# Supplied data start
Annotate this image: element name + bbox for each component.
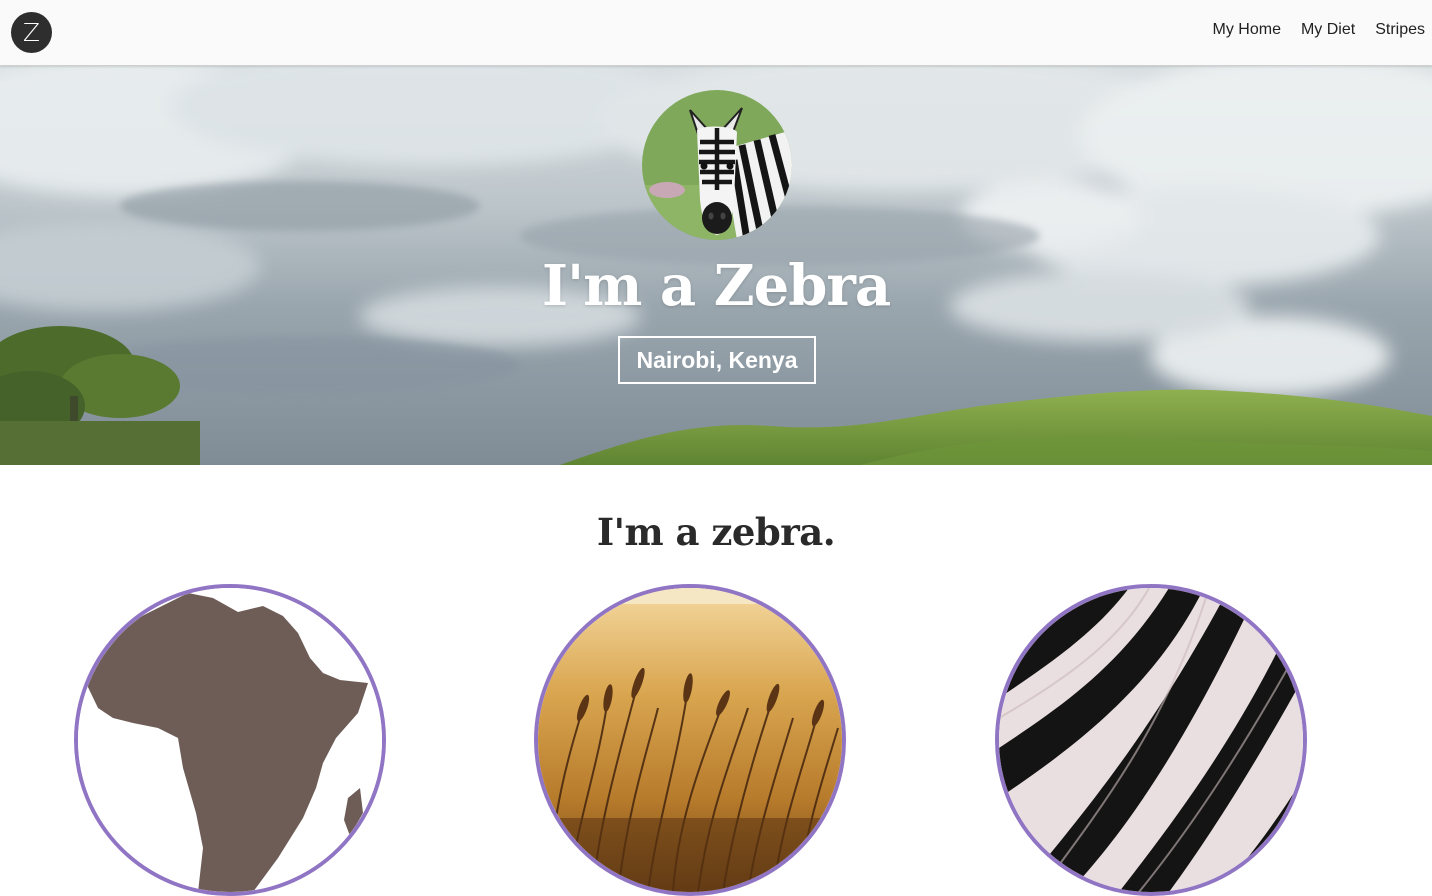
africa-map-circle[interactable] (74, 584, 386, 896)
hero-title: I'm a Zebra (541, 253, 891, 319)
africa-map-image (78, 588, 382, 892)
nav-link-my-home[interactable]: My Home (1213, 21, 1281, 39)
savanna-grass-image (538, 588, 842, 892)
zebra-stripes-image (999, 588, 1303, 892)
savanna-grass-circle[interactable] (534, 584, 846, 896)
location-button[interactable]: Nairobi, Kenya (618, 336, 816, 384)
nav-links: My Home My Diet Stripes (1213, 21, 1425, 39)
section-heading: I'm a zebra. (596, 510, 836, 554)
brand-logo[interactable]: Z (11, 12, 52, 53)
zebra-stripes-circle[interactable] (995, 584, 1307, 896)
brand-letter: Z (22, 18, 41, 47)
hero-banner: I'm a Zebra Nairobi, Kenya (0, 66, 1432, 465)
nav-link-stripes[interactable]: Stripes (1375, 21, 1425, 39)
zebra-avatar (642, 90, 792, 240)
nav-link-my-diet[interactable]: My Diet (1301, 21, 1355, 39)
navbar: Z My Home My Diet Stripes (0, 0, 1432, 66)
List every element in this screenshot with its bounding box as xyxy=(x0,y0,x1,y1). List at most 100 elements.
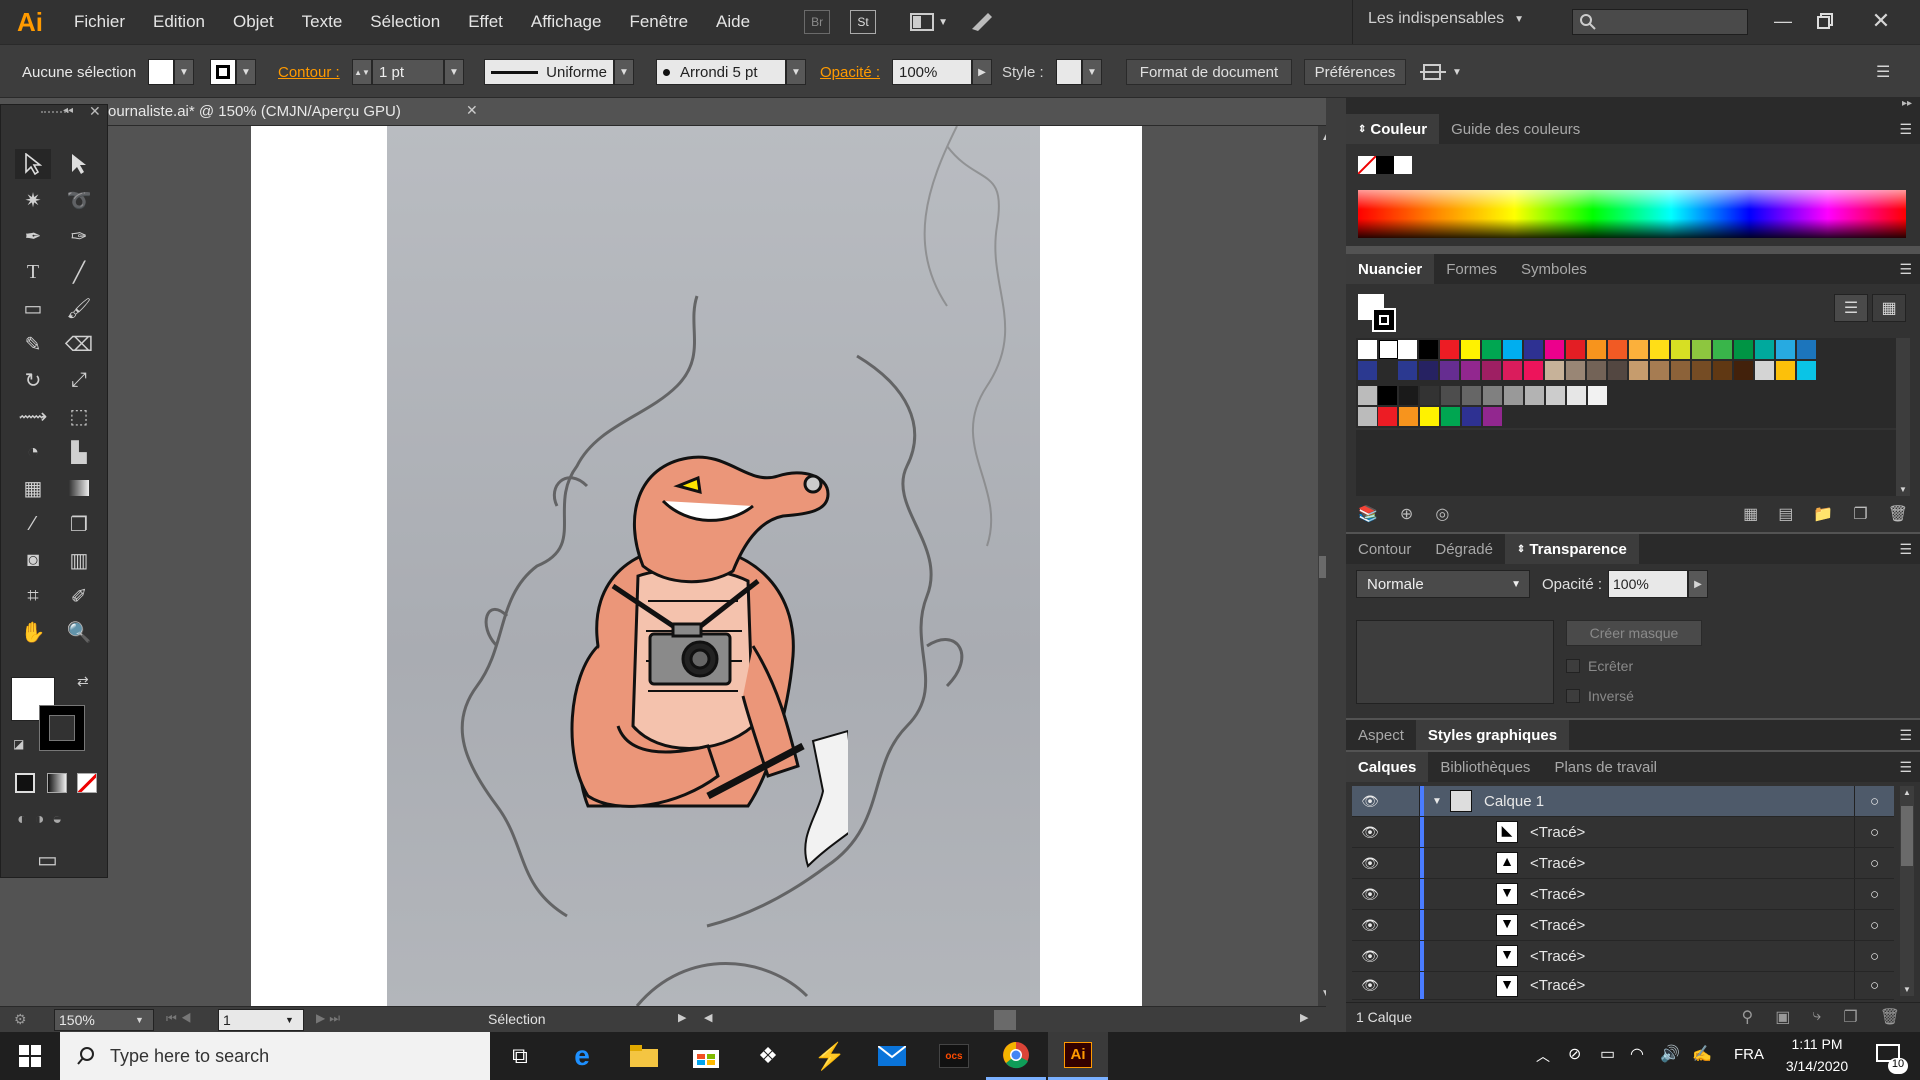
illustrator-taskbar-icon[interactable]: Ai xyxy=(1048,1032,1108,1080)
swatch-cell[interactable] xyxy=(1734,361,1753,380)
layers-scrollbar[interactable]: ▲ ▼ xyxy=(1900,786,1914,996)
swatch-cell[interactable] xyxy=(1462,386,1481,405)
tab-aspect[interactable]: Aspect xyxy=(1346,720,1416,750)
white-swatch[interactable] xyxy=(1394,156,1412,174)
opacity-value[interactable]: 100% xyxy=(892,59,972,85)
color-spectrum[interactable] xyxy=(1358,190,1906,238)
line-tool-icon[interactable]: ╱ xyxy=(61,257,97,287)
none-swatch[interactable] xyxy=(1358,156,1376,174)
restore-button[interactable] xyxy=(1810,6,1840,36)
task-view-icon[interactable]: ⧉ xyxy=(490,1032,550,1080)
taskbar-search-box[interactable]: Type here to search xyxy=(60,1032,490,1080)
mesh-tool-icon[interactable]: ▦ xyxy=(15,473,51,503)
swatch-cell[interactable] xyxy=(1588,386,1607,405)
swatch-cell[interactable] xyxy=(1441,407,1460,426)
swatch-cell[interactable] xyxy=(1440,361,1459,380)
chevron-down-icon[interactable]: ▼ xyxy=(1424,796,1450,807)
layer-row-calque-1[interactable]: 👁 ▼ Calque 1 ○ xyxy=(1352,786,1894,817)
tab-couleur[interactable]: ⇕ Couleur xyxy=(1346,114,1440,144)
swatch-cell[interactable] xyxy=(1358,361,1377,380)
menu-affichage[interactable]: Affichage xyxy=(517,12,616,32)
tab-nuancier[interactable]: Nuancier xyxy=(1346,254,1435,284)
file-explorer-icon[interactable] xyxy=(614,1032,674,1080)
type-tool-icon[interactable]: T xyxy=(15,257,51,287)
shape-builder-tool-icon[interactable]: ◔ xyxy=(15,437,51,467)
curvature-tool-icon[interactable]: ✑ xyxy=(61,221,97,251)
eye-icon[interactable]: 👁 xyxy=(1352,977,1388,994)
list-view-icon[interactable]: ☰ xyxy=(1834,294,1868,322)
pencil-tool-icon[interactable]: ✎ xyxy=(15,329,51,359)
menu-fichier[interactable]: Fichier xyxy=(60,12,139,32)
store-icon[interactable] xyxy=(676,1032,736,1080)
dropbox-icon[interactable]: ❖ xyxy=(738,1032,798,1080)
swatch-cell[interactable] xyxy=(1525,386,1544,405)
eyedropper-tool-icon[interactable]: ⁄ xyxy=(15,509,51,539)
default-colors-icon[interactable]: ◪ xyxy=(13,737,24,751)
swatch-cell[interactable] xyxy=(1566,340,1585,359)
registration-swatch[interactable] xyxy=(1379,340,1398,359)
swatch-cell[interactable] xyxy=(1545,340,1564,359)
swatch-cell[interactable] xyxy=(1399,386,1418,405)
clock-time[interactable]: 1:11 PM xyxy=(1780,1036,1854,1052)
rotate-tool-icon[interactable]: ↻ xyxy=(15,365,51,395)
swatch-cell[interactable] xyxy=(1378,386,1397,405)
swatch-cell[interactable] xyxy=(1650,361,1669,380)
target-circle-icon[interactable]: ○ xyxy=(1854,972,1894,999)
show-hidden-icons-icon[interactable]: ︿ xyxy=(1536,1046,1550,1066)
bridge-button[interactable]: Br xyxy=(804,10,831,34)
color-group-folder-icon[interactable] xyxy=(1358,407,1377,426)
swatch-cell[interactable] xyxy=(1629,361,1648,380)
swatch-cell[interactable] xyxy=(1461,361,1480,380)
layers-scroll-thumb[interactable] xyxy=(1901,806,1913,866)
artboard-select[interactable]: 1 ▼ xyxy=(218,1009,304,1031)
swatch-cell[interactable] xyxy=(1419,340,1438,359)
swatch-cell[interactable] xyxy=(1713,361,1732,380)
target-circle-icon[interactable]: ○ xyxy=(1854,786,1894,816)
swatch-cell[interactable] xyxy=(1692,361,1711,380)
swatch-cell[interactable] xyxy=(1462,407,1481,426)
document-tab[interactable]: ournaliste.ai* @ 150% (CMJN/Aperçu GPU) … xyxy=(108,98,490,126)
canvas-area[interactable]: ▲ ▼ xyxy=(108,126,1334,1006)
menu-objet[interactable]: Objet xyxy=(219,12,288,32)
eye-icon[interactable]: 👁 xyxy=(1352,917,1388,934)
swatch-cell[interactable] xyxy=(1441,386,1460,405)
panel-menu-icon[interactable]: ☰ xyxy=(1899,727,1920,744)
lasso-tool-icon[interactable]: ➰ xyxy=(61,185,97,215)
fill-swatch[interactable]: ▼ xyxy=(148,59,194,85)
new-folder-icon[interactable]: 📁 xyxy=(1813,504,1833,524)
crocodile-illustration[interactable] xyxy=(528,396,848,876)
swatch-cell[interactable] xyxy=(1587,340,1606,359)
battery-icon[interactable]: ▭ xyxy=(1600,1044,1615,1064)
swatch-cell[interactable] xyxy=(1524,340,1543,359)
swatch-cell[interactable] xyxy=(1419,361,1438,380)
layer-row-trace-3[interactable]: 👁 ▼ <Tracé> ○ xyxy=(1352,879,1894,910)
vscode-icon[interactable]: ⚡ xyxy=(800,1032,860,1080)
show-kinds-icon[interactable]: ⊕ xyxy=(1400,504,1413,524)
mail-icon[interactable] xyxy=(862,1032,922,1080)
edge-icon[interactable]: e xyxy=(552,1032,612,1080)
layer-row-trace-1[interactable]: 👁 ◣ <Tracé> ○ xyxy=(1352,817,1894,848)
swatch-cell[interactable] xyxy=(1776,361,1795,380)
zoom-tool-icon[interactable]: 🔍 xyxy=(61,617,97,647)
stock-button[interactable]: St xyxy=(850,10,877,34)
delete-layer-icon[interactable]: 🗑 xyxy=(1880,1007,1900,1027)
tab-contour[interactable]: Contour xyxy=(1346,534,1423,564)
graph-tool-icon[interactable]: ▙ xyxy=(61,437,97,467)
tab-bibliotheques[interactable]: Bibliothèques xyxy=(1428,752,1542,782)
panel-menu-icon[interactable]: ☰ xyxy=(1876,59,1890,85)
grid-view-icon[interactable]: ▦ xyxy=(1872,294,1906,322)
opacity-label[interactable]: Opacité : xyxy=(820,59,880,85)
free-transform-tool-icon[interactable]: ⬚ xyxy=(61,401,97,431)
panel-menu-icon[interactable]: ☰ xyxy=(1899,121,1920,138)
horizontal-scroll-thumb[interactable] xyxy=(994,1010,1016,1030)
target-circle-icon[interactable]: ○ xyxy=(1854,941,1894,971)
none-swatch[interactable] xyxy=(1358,340,1377,359)
eraser-tool-icon[interactable]: ⌫ xyxy=(61,329,97,359)
swatch-cell[interactable] xyxy=(1398,340,1417,359)
create-mask-button[interactable]: Créer masque xyxy=(1566,620,1702,646)
tab-formes[interactable]: Formes xyxy=(1434,254,1509,284)
target-circle-icon[interactable]: ○ xyxy=(1854,848,1894,878)
next-last-artboard-buttons[interactable]: ▶⏭ xyxy=(316,1011,344,1026)
swatch-cell[interactable] xyxy=(1671,361,1690,380)
tab-styles-graphiques[interactable]: Styles graphiques xyxy=(1415,720,1570,750)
# Supplied data end
## [Direction]
Edit the part of the records above that opens with the line containing "africa-map-circle[interactable] (74, 584, 386, 896)" and closes with the line containing "brand-letter: Z (22, 18, 41, 47)". Swap "circle" for "ring" and keep everything else the same, returning only those lines.

## [Result below]
africa-map-ring[interactable] (74, 584, 386, 896)
hero-title: I'm a Zebra (541, 253, 891, 319)
africa-map-image (78, 588, 382, 892)
nav-link-my-home[interactable]: My Home (1213, 21, 1281, 39)
savanna-grass-image (538, 588, 842, 892)
zebra-stripes-image (999, 588, 1303, 892)
savanna-grass-ring[interactable] (534, 584, 846, 896)
location-button[interactable]: Nairobi, Kenya (618, 336, 816, 384)
nav-links: My Home My Diet Stripes (1213, 21, 1425, 39)
section-heading: I'm a zebra. (596, 510, 836, 554)
brand-logo[interactable]: Z (11, 12, 52, 53)
zebra-stripes-ring[interactable] (995, 584, 1307, 896)
brand-letter: Z (22, 18, 41, 47)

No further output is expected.